Request -
Filter the data below for the string "Harmonics" and copy each matching line.
==================================================
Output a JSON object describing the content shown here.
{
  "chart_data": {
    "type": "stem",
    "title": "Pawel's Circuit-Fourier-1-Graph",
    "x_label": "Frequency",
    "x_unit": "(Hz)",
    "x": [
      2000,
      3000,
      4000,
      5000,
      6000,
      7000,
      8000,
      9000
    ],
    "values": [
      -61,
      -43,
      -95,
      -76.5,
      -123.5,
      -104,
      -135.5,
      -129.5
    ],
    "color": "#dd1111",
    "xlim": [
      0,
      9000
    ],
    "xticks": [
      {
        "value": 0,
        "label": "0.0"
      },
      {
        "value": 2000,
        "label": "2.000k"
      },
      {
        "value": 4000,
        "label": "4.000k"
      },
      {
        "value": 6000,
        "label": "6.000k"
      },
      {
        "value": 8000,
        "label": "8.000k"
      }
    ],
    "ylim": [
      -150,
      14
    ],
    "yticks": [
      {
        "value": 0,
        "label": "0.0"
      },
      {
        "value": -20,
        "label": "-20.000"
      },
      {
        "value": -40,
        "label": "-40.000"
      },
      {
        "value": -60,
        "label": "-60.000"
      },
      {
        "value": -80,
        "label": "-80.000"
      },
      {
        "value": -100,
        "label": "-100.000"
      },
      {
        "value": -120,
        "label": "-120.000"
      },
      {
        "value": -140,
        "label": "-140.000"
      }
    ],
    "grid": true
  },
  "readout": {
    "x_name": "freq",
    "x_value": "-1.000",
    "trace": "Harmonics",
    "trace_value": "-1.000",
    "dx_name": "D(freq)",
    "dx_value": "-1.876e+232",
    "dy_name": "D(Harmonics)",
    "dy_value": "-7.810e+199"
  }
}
==================================================
Exercise solution -
    "trace": "Harmonics",
    "dy_name": "D(Harmonics)",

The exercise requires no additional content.